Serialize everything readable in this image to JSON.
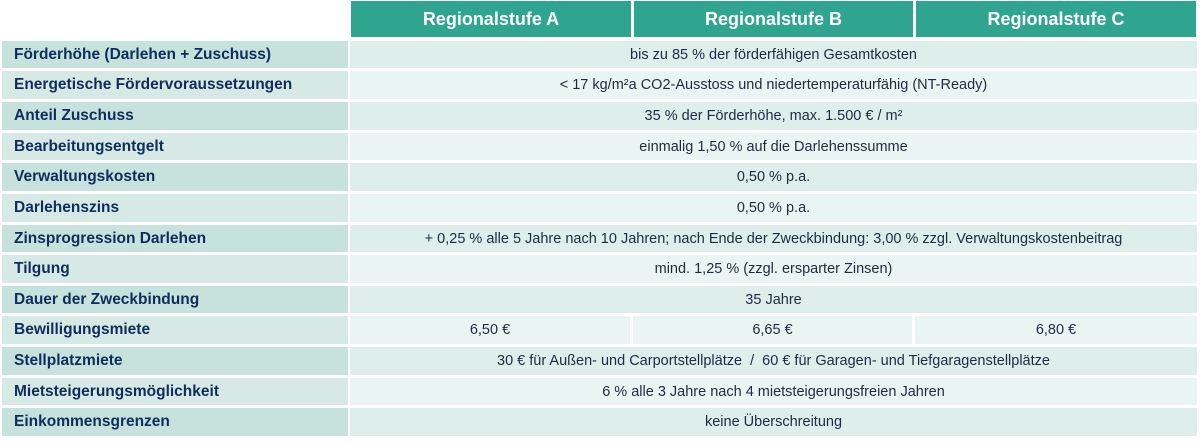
{
  "header": {
    "col_a": "Regionalstufe A",
    "col_b": "Regionalstufe B",
    "col_c": "Regionalstufe C"
  },
  "rows": [
    {
      "label": "Förderhöhe (Darlehen + Zuschuss)",
      "value": "bis zu 85 % der förderfähigen Gesamtkosten"
    },
    {
      "label": "Energetische Fördervoraussetzungen",
      "value": "< 17 kg/m²a CO2-Ausstoss und niedertemperaturfähig (NT-Ready)"
    },
    {
      "label": "Anteil Zuschuss",
      "value": "35 % der Förderhöhe, max. 1.500 € / m²"
    },
    {
      "label": "Bearbeitungsentgelt",
      "value": "einmalig 1,50 % auf die Darlehenssumme"
    },
    {
      "label": "Verwaltungskosten",
      "value": "0,50 % p.a."
    },
    {
      "label": "Darlehenszins",
      "value": "0,50 % p.a."
    },
    {
      "label": "Zinsprogression Darlehen",
      "value": "+ 0,25 % alle 5 Jahre nach 10 Jahren; nach Ende der Zweckbindung: 3,00 % zzgl. Verwaltungskostenbeitrag"
    },
    {
      "label": "Tilgung",
      "value": "mind. 1,25 % (zzgl. ersparter Zinsen)"
    },
    {
      "label": "Dauer der Zweckbindung",
      "value": "35 Jahre"
    },
    {
      "label": "Bewilligungsmiete",
      "value_a": "6,50 €",
      "value_b": "6,65 €",
      "value_c": "6,80 €"
    },
    {
      "label": "Stellplatzmiete",
      "value": "30 € für Außen- und Carportstellplätze  /  60 € für Garagen- und Tiefgaragenstellplätze"
    },
    {
      "label": "Mietsteigerungsmöglichkeit",
      "value": "6 % alle 3 Jahre nach 4 mietsteigerungsfreien Jahren"
    },
    {
      "label": "Einkommensgrenzen",
      "value": "keine Überschreitung"
    }
  ],
  "colors": {
    "header_bg": "#2fa58f",
    "label_bg": "#c7e1dc",
    "value_bg": "#ddeeeb",
    "label_text": "#0f2d5c"
  }
}
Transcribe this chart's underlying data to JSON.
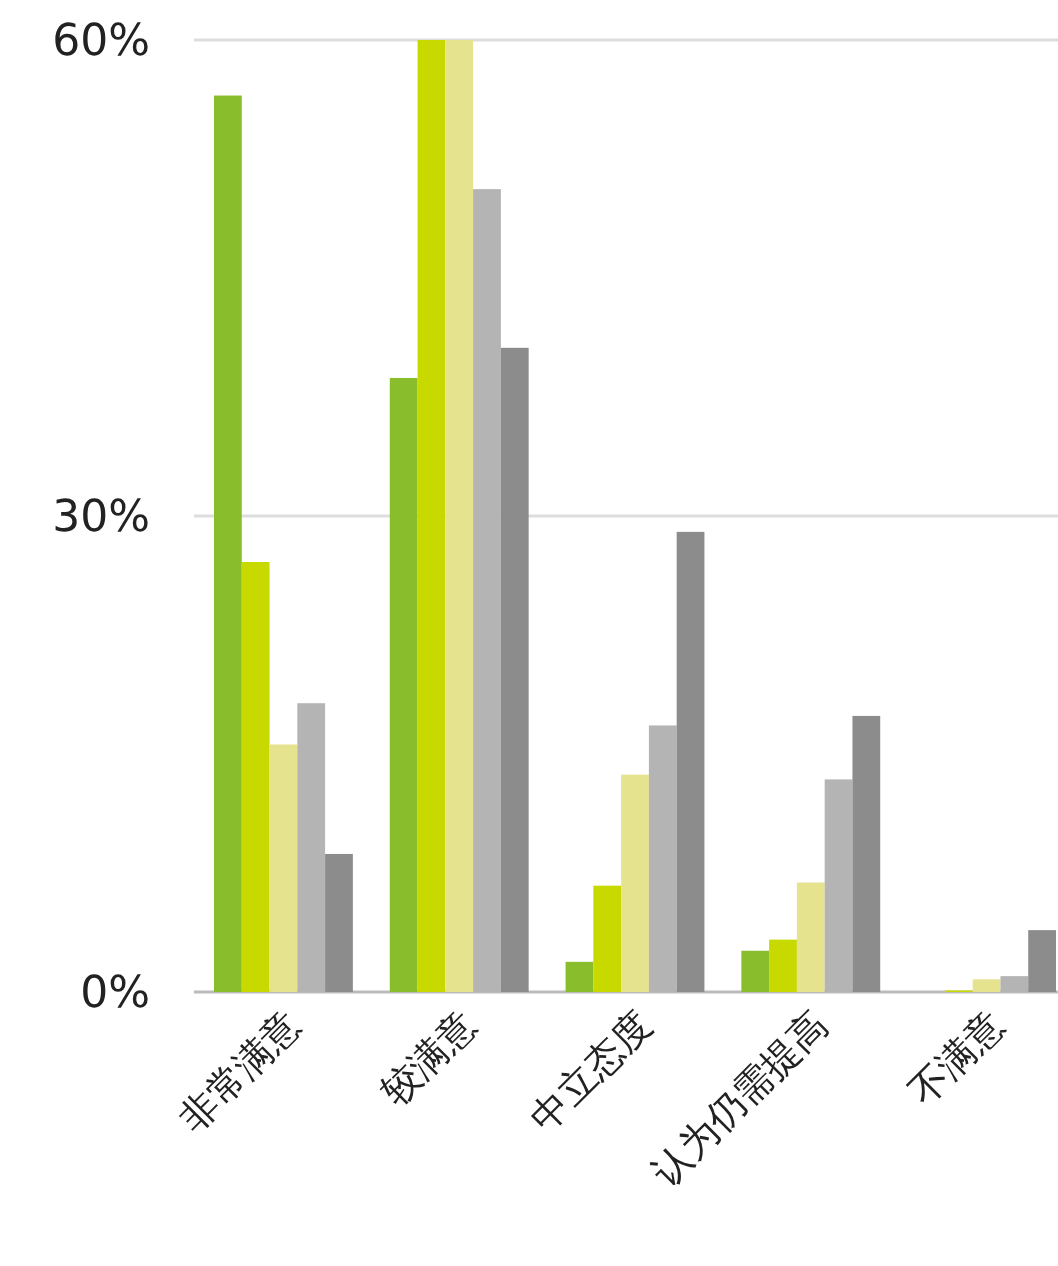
{
  "chart_data": {
    "type": "bar",
    "categories": [
      "非常满意",
      "较满意",
      "中立态度",
      "认为仍需提高",
      "不满意"
    ],
    "series": [
      {
        "color": "#8abd2b",
        "values": [
          56.5,
          38.7,
          1.9,
          2.6,
          0
        ]
      },
      {
        "color": "#c8d900",
        "values": [
          27.1,
          60,
          6.7,
          3.3,
          0.1
        ]
      },
      {
        "color": "#e6e38f",
        "values": [
          15.6,
          60,
          13.7,
          6.9,
          0.8
        ]
      },
      {
        "color": "#b4b4b4",
        "values": [
          18.2,
          50.6,
          16.8,
          13.4,
          1.0
        ]
      },
      {
        "color": "#8c8c8c",
        "values": [
          8.7,
          40.6,
          29.0,
          17.4,
          3.9
        ]
      }
    ],
    "ylim": [
      0,
      60
    ],
    "yticks": [
      {
        "value": 0,
        "label": "0%"
      },
      {
        "value": 30,
        "label": "30%"
      },
      {
        "value": 60,
        "label": "60%"
      }
    ],
    "grid": "y"
  }
}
###
▶ [Challenge]:
Pick out each line containing "Förderhöhe" and report it.

▶ [Written solution]:
      "label": "Förderhöhe (Darlehen + Zuschuss)",
      "value": "35 % der Förderhöhe, max. 1.500 € / m²"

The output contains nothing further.